Objective - Reproduce all entries verbatim, with nothing added or dropped.

[Stored data]
# # # # # # #

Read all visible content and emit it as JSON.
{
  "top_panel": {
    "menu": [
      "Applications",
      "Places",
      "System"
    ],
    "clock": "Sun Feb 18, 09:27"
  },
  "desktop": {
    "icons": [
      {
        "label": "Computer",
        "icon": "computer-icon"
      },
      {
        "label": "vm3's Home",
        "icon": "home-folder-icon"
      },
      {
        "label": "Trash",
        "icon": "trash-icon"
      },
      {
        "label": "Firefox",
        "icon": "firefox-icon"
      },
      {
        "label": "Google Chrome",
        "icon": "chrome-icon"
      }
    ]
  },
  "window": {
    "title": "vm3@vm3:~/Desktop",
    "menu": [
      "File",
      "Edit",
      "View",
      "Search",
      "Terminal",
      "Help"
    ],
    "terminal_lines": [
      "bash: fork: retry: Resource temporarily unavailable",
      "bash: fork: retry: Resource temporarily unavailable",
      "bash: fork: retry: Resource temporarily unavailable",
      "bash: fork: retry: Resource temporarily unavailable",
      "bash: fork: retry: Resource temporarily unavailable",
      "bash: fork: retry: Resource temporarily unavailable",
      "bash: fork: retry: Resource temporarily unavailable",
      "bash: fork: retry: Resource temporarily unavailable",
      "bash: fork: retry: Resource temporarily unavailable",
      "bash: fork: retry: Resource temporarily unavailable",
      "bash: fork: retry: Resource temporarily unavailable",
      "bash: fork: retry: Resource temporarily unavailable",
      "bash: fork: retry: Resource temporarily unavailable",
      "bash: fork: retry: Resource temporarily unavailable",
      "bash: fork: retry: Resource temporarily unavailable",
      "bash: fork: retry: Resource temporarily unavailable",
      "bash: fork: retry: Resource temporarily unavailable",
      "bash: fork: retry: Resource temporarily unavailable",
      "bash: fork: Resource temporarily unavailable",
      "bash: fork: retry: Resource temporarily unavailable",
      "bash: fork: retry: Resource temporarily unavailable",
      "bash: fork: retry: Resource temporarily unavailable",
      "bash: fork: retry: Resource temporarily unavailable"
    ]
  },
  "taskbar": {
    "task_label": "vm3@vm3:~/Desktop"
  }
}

# # # # # # #

Correct answer -
Read all visible content and emit it as JSON.
{
  "top_panel": {
    "menu": [
      "Applications",
      "Places",
      "System"
    ],
    "clock": "Sun Feb 18, 09:27"
  },
  "desktop": {
    "icons": [
      {
        "label": "Computer",
        "icon": "computer-icon"
      },
      {
        "label": "vm3's Home",
        "icon": "home-folder-icon"
      },
      {
        "label": "Trash",
        "icon": "trash-icon"
      },
      {
        "label": "Firefox",
        "icon": "firefox-icon"
      },
      {
        "label": "Google Chrome",
        "icon": "chrome-icon"
      }
    ]
  },
  "window": {
    "title": "vm3@vm3:~/Desktop",
    "menu": [
      "File",
      "Edit",
      "View",
      "Search",
      "Terminal",
      "Help"
    ],
    "terminal_lines": [
      "bash: fork: retry: Resource temporarily unavailable",
      "bash: fork: retry: Resource temporarily unavailable",
      "bash: fork: retry: Resource temporarily unavailable",
      "bash: fork: retry: Resource temporarily unavailable",
      "bash: fork: retry: Resource temporarily unavailable",
      "bash: fork: retry: Resource temporarily unavailable",
      "bash: fork: retry: Resource temporarily unavailable",
      "bash: fork: retry: Resource temporarily unavailable",
      "bash: fork: retry: Resource temporarily unavailable",
      "bash: fork: retry: Resource temporarily unavailable",
      "bash: fork: retry: Resource temporarily unavailable",
      "bash: fork: retry: Resource temporarily unavailable",
      "bash: fork: retry: Resource temporarily unavailable",
      "bash: fork: retry: Resource temporarily unavailable",
      "bash: fork: retry: Resource temporarily unavailable",
      "bash: fork: retry: Resource temporarily unavailable",
      "bash: fork: retry: Resource temporarily unavailable",
      "bash: fork: retry: Resource temporarily unavailable",
      "bash: fork: Resource temporarily unavailable",
      "bash: fork: retry: Resource temporarily unavailable",
      "bash: fork: retry: Resource temporarily unavailable",
      "bash: fork: retry: Resource temporarily unavailable",
      "bash: fork: retry: Resource temporarily unavailable"
    ]
  },
  "taskbar": {
    "task_label": "vm3@vm3:~/Desktop"
  }
}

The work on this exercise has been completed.